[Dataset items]

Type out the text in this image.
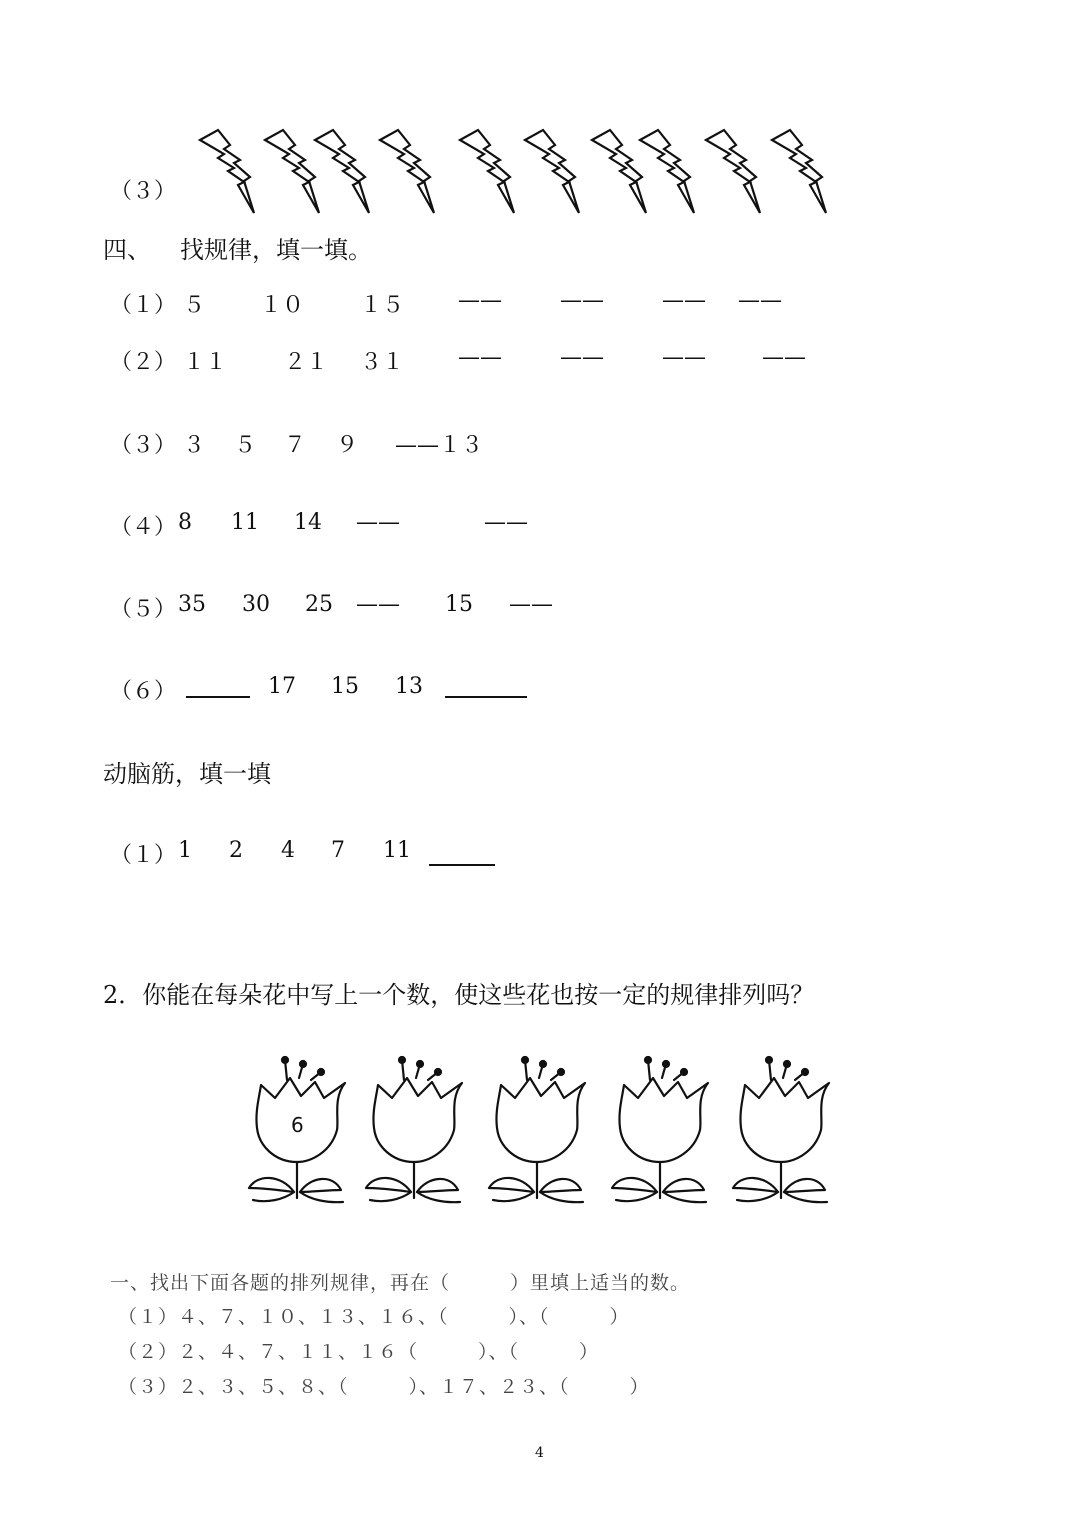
（３）
四、 找规律，填一填。
（１） ５ １０	１５ ——	——	—— ——
（２） １１	２１ ３１ ——	——	——	——
（３） ３ ５ ７ ９ ——１３
（４） 8 11 14 ——	——
（５） 35 30 25 —— 15 ——
（６）	17 15 13
动脑筋，填一填
（１） 1 2 4 7 11
2．你能在每朵花中写上一个数，使这些花也按一定的规律排列吗？
6
一、找出下面各题的排列规律，再在（　　　）里填上适当的数。
（１）４、７、１０、１３、１６、（　　　）、（　　　）
（２）２、４、７、１１、１６（　　　）、（　　　）
（３）２、３、５、８、（　　　）、１７、２３、（　　　）
4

# WHAT YOU HAVE TO DO
With the pictures omitted, reproduce the records in full and exactly.

# SOLUTION TO THIS TASK
Type out the text in this image.
（３）
四、 找规律，填一填。
（１） ５ １０	１５ ——	——	—— ——
（２） １１	２１ ３１ ——	——	——	——
（３） ３ ５ ７ ９ ——１３
（４） 8 11 14 ——	——
（５） 35 30 25 —— 15 ——
（６）	17 15 13
动脑筋，填一填
（１） 1 2 4 7 11
2．你能在每朵花中写上一个数，使这些花也按一定的规律排列吗？
6
一、找出下面各题的排列规律，再在（　　　）里填上适当的数。
（１）４、７、１０、１３、１６、（　　　）、（　　　）
（２）２、４、７、１１、１６（　　　）、（　　　）
（３）２、３、５、８、（　　　）、１７、２３、（　　　）
4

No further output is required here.